* WHAT TO DO *
Reproduce this listing in full.

* DATA SHOWN *
-------
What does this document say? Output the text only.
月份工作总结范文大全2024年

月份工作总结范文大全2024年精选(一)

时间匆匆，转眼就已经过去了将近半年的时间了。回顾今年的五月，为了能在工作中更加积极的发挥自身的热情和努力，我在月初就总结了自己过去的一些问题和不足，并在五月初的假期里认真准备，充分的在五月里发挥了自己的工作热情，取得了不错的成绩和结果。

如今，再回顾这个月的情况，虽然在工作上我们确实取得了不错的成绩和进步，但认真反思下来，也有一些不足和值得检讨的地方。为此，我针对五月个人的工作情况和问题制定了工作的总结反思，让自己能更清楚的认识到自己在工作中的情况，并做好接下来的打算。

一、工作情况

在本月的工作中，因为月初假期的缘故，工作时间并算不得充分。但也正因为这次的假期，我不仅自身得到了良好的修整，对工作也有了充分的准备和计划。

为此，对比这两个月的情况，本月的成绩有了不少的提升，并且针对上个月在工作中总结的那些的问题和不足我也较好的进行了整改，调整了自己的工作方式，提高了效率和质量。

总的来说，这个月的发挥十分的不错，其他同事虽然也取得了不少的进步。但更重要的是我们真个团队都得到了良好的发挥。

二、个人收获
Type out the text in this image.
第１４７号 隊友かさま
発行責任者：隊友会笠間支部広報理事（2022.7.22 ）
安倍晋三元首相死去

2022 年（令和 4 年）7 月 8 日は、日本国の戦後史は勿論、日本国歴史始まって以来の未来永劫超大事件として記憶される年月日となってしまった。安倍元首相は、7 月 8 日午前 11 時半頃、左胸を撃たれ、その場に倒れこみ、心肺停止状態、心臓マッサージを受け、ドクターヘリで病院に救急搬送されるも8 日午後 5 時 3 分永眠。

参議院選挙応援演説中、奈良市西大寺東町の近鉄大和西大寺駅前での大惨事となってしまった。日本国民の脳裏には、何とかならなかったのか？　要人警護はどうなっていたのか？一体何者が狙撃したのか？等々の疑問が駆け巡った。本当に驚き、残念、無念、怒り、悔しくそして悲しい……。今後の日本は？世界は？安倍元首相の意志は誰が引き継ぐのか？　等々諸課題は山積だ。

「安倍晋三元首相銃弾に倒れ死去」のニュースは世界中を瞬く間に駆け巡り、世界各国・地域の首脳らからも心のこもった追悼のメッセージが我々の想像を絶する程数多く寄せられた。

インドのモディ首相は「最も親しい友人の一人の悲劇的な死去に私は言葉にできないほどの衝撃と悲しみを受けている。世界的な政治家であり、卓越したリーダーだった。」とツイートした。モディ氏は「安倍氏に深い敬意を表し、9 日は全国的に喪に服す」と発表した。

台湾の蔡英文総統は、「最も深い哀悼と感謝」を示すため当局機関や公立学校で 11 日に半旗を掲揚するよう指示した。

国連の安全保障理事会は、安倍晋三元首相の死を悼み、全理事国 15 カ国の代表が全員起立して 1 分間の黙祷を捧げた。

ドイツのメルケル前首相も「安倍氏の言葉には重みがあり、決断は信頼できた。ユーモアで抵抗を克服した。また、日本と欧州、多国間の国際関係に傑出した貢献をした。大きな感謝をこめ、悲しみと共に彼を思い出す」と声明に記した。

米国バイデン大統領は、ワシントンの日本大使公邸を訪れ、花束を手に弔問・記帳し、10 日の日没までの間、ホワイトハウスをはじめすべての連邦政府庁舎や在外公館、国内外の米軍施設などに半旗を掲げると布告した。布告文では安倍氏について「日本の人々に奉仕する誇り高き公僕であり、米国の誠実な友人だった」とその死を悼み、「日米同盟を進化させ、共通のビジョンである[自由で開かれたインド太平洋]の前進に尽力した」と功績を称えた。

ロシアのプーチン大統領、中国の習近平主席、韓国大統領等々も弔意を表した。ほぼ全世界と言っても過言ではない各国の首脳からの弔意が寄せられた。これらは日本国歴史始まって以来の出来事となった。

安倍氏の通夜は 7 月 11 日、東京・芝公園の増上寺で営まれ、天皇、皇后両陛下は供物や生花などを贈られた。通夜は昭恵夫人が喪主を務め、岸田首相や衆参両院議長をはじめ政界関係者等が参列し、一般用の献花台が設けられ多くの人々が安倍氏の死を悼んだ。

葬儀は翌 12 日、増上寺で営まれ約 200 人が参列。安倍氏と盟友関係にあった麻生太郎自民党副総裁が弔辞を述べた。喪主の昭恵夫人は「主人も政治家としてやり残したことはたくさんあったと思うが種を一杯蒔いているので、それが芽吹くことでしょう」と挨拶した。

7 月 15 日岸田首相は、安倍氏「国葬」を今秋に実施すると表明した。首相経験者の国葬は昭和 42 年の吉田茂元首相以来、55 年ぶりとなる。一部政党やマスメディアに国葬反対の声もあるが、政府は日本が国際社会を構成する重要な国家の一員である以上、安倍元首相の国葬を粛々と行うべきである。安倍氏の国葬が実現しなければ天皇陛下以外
-------
* THE RESPONSE *
What does this document say? Output the text only.
月份工作总结范文大全2024年

月份工作总结范文大全2024年精选(一)

时间匆匆，转眼就已经过去了将近半年的时间了。回顾今年的五月，为了能在工作中更加积极的发挥自身的热情和努力，我在月初就总结了自己过去的一些问题和不足，并在五月初的假期里认真准备，充分的在五月里发挥了自己的工作热情，取得了不错的成绩和结果。

如今，再回顾这个月的情况，虽然在工作上我们确实取得了不错的成绩和进步，但认真反思下来，也有一些不足和值得检讨的地方。为此，我针对五月个人的工作情况和问题制定了工作的总结反思，让自己能更清楚的认识到自己在工作中的情况，并做好接下来的打算。

一、工作情况

在本月的工作中，因为月初假期的缘故，工作时间并算不得充分。但也正因为这次的假期，我不仅自身得到了良好的修整，对工作也有了充分的准备和计划。

为此，对比这两个月的情况，本月的成绩有了不少的提升，并且针对上个月在工作中总结的那些的问题和不足我也较好的进行了整改，调整了自己的工作方式，提高了效率和质量。

总的来说，这个月的发挥十分的不错，其他同事虽然也取得了不少的进步。但更重要的是我们真个团队都得到了良好的发挥。

二、个人收获
Type out the text in this image.
第１４７号 隊友かさま
発行責任者：隊友会笠間支部広報理事（2022.7.22 ）
安倍晋三元首相死去

2022 年（令和 4 年）7 月 8 日は、日本国の戦後史は勿論、日本国歴史始まって以来の未来永劫超大事件として記憶される年月日となってしまった。安倍元首相は、7 月 8 日午前 11 時半頃、左胸を撃たれ、その場に倒れこみ、心肺停止状態、心臓マッサージを受け、ドクターヘリで病院に救急搬送されるも8 日午後 5 時 3 分永眠。

参議院選挙応援演説中、奈良市西大寺東町の近鉄大和西大寺駅前での大惨事となってしまった。日本国民の脳裏には、何とかならなかったのか？　要人警護はどうなっていたのか？一体何者が狙撃したのか？等々の疑問が駆け巡った。本当に驚き、残念、無念、怒り、悔しくそして悲しい……。今後の日本は？世界は？安倍元首相の意志は誰が引き継ぐのか？　等々諸課題は山積だ。

「安倍晋三元首相銃弾に倒れ死去」のニュースは世界中を瞬く間に駆け巡り、世界各国・地域の首脳らからも心のこもった追悼のメッセージが我々の想像を絶する程数多く寄せられた。

インドのモディ首相は「最も親しい友人の一人の悲劇的な死去に私は言葉にできないほどの衝撃と悲しみを受けている。世界的な政治家であり、卓越したリーダーだった。」とツイートした。モディ氏は「安倍氏に深い敬意を表し、9 日は全国的に喪に服す」と発表した。

台湾の蔡英文総統は、「最も深い哀悼と感謝」を示すため当局機関や公立学校で 11 日に半旗を掲揚するよう指示した。

国連の安全保障理事会は、安倍晋三元首相の死を悼み、全理事国 15 カ国の代表が全員起立して 1 分間の黙祷を捧げた。

ドイツのメルケル前首相も「安倍氏の言葉には重みがあり、決断は信頼できた。ユーモアで抵抗を克服した。また、日本と欧州、多国間の国際関係に傑出した貢献をした。大きな感謝をこめ、悲しみと共に彼を思い出す」と声明に記した。

米国バイデン大統領は、ワシントンの日本大使公邸を訪れ、花束を手に弔問・記帳し、10 日の日没までの間、ホワイトハウスをはじめすべての連邦政府庁舎や在外公館、国内外の米軍施設などに半旗を掲げると布告した。布告文では安倍氏について「日本の人々に奉仕する誇り高き公僕であり、米国の誠実な友人だった」とその死を悼み、「日米同盟を進化させ、共通のビジョンである[自由で開かれたインド太平洋]の前進に尽力した」と功績を称えた。

ロシアのプーチン大統領、中国の習近平主席、韓国大統領等々も弔意を表した。ほぼ全世界と言っても過言ではない各国の首脳からの弔意が寄せられた。これらは日本国歴史始まって以来の出来事となった。

安倍氏の通夜は 7 月 11 日、東京・芝公園の増上寺で営まれ、天皇、皇后両陛下は供物や生花などを贈られた。通夜は昭恵夫人が喪主を務め、岸田首相や衆参両院議長をはじめ政界関係者等が参列し、一般用の献花台が設けられ多くの人々が安倍氏の死を悼んだ。

葬儀は翌 12 日、増上寺で営まれ約 200 人が参列。安倍氏と盟友関係にあった麻生太郎自民党副総裁が弔辞を述べた。喪主の昭恵夫人は「主人も政治家としてやり残したことはたくさんあったと思うが種を一杯蒔いているので、それが芽吹くことでしょう」と挨拶した。

7 月 15 日岸田首相は、安倍氏「国葬」を今秋に実施すると表明した。首相経験者の国葬は昭和 42 年の吉田茂元首相以来、55 年ぶりとなる。一部政党やマスメディアに国葬反対の声もあるが、政府は日本が国際社会を構成する重要な国家の一員である以上、安倍元首相の国葬を粛々と行うべきである。安倍氏の国葬が実現しなければ天皇陛下以外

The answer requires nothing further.